## MATERIAL FOR THIS EXERCISE:

START

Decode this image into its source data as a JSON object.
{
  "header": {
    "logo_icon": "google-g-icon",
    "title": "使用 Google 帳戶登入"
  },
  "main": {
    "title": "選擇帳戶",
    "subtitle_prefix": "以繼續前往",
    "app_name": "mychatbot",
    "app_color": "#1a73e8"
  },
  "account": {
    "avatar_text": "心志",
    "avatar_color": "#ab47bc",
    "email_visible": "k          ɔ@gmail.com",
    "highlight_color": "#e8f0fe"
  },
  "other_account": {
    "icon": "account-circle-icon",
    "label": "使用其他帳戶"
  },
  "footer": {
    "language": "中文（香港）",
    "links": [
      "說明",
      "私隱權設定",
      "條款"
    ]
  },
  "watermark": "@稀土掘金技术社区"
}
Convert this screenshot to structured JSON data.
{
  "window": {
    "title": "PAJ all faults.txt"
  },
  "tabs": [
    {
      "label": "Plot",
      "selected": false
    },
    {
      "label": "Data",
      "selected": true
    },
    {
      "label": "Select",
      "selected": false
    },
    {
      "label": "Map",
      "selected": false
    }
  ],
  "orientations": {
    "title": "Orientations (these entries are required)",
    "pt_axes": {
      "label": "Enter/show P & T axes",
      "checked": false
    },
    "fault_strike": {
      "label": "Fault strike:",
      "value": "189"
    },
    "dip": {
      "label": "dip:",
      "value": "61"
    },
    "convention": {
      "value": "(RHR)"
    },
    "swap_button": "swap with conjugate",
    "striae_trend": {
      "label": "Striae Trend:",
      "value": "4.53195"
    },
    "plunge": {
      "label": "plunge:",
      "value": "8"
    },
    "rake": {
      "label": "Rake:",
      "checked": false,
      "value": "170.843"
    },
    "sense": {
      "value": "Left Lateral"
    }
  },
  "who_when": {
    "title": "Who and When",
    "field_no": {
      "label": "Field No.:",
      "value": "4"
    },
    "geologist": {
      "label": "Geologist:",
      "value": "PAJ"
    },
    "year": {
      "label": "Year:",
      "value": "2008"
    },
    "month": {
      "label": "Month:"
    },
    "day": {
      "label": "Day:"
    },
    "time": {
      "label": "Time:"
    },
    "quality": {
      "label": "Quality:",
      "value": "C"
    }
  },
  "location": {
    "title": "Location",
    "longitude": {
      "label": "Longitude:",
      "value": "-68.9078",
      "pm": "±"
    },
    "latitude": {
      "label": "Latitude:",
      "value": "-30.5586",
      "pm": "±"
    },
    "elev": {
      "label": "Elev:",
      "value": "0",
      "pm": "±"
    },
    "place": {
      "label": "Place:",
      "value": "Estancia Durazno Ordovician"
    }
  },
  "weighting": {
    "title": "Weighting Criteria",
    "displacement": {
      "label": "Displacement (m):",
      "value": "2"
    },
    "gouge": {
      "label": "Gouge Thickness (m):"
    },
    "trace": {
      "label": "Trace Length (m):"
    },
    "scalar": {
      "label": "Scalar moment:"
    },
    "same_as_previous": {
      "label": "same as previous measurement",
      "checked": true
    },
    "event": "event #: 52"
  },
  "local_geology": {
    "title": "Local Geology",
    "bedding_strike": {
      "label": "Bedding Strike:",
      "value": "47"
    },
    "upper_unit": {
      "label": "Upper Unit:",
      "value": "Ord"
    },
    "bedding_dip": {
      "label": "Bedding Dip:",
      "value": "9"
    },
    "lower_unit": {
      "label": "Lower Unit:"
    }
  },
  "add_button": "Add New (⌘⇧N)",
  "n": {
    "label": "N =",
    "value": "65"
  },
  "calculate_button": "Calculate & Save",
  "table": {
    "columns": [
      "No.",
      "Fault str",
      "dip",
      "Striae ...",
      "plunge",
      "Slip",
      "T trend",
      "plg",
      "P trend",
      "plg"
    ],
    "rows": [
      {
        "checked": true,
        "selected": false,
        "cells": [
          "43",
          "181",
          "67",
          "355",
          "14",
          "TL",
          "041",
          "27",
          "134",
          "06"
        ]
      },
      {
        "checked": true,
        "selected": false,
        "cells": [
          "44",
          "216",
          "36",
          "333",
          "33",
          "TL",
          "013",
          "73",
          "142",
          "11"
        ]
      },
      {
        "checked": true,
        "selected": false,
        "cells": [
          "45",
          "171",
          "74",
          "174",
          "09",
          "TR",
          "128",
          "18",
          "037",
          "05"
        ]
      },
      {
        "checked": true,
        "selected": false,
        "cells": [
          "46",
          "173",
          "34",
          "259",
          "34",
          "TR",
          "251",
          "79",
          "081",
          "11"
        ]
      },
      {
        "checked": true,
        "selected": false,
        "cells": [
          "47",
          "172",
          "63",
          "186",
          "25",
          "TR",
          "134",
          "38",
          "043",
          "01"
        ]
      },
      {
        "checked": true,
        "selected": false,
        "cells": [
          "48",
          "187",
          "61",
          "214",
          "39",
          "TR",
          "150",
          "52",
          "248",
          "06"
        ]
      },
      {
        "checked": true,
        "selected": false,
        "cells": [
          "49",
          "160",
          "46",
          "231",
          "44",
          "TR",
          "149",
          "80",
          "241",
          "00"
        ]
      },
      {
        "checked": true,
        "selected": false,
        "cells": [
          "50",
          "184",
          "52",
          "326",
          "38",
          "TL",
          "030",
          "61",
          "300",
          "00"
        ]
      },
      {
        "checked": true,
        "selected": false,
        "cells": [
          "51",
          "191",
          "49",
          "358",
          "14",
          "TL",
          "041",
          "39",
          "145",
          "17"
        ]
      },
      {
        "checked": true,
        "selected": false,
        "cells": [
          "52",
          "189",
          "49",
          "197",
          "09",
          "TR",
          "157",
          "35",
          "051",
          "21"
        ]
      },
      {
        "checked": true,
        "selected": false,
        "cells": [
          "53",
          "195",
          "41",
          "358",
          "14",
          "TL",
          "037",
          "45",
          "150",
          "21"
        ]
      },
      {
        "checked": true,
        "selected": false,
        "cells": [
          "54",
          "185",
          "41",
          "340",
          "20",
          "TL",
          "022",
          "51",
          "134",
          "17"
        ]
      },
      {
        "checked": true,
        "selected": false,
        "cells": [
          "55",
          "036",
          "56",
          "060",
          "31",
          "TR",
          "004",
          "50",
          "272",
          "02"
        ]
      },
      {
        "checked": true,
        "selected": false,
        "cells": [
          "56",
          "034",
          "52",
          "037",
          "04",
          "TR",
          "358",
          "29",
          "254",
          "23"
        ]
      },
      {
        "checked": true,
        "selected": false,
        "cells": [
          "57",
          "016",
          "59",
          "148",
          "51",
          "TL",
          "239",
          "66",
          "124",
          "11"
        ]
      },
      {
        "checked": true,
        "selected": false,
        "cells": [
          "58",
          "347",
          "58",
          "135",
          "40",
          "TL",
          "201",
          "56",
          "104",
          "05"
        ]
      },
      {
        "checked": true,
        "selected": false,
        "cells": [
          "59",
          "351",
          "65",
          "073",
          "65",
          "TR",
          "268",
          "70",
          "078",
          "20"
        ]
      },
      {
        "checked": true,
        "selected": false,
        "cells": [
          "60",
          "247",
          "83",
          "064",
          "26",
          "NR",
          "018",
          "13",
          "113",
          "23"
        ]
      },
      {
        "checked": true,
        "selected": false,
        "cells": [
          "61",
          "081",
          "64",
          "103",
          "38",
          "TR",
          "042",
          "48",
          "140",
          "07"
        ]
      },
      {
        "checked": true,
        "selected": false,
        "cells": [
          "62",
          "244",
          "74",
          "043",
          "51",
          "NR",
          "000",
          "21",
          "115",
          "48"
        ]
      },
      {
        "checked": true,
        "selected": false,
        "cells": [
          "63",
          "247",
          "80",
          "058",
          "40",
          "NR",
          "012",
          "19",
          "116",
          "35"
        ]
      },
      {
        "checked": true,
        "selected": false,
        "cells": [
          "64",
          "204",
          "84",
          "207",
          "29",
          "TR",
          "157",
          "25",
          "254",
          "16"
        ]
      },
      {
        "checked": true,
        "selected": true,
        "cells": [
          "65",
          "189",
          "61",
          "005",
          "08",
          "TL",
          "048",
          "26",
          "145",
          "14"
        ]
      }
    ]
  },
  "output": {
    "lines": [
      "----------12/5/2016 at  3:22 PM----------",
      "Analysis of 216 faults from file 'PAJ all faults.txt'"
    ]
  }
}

END

Reproduce each line from the records that contains the word "faults".

    "title": "PAJ all faults.txt"
      "Analysis of 216 faults from file 'PAJ all faults.txt'"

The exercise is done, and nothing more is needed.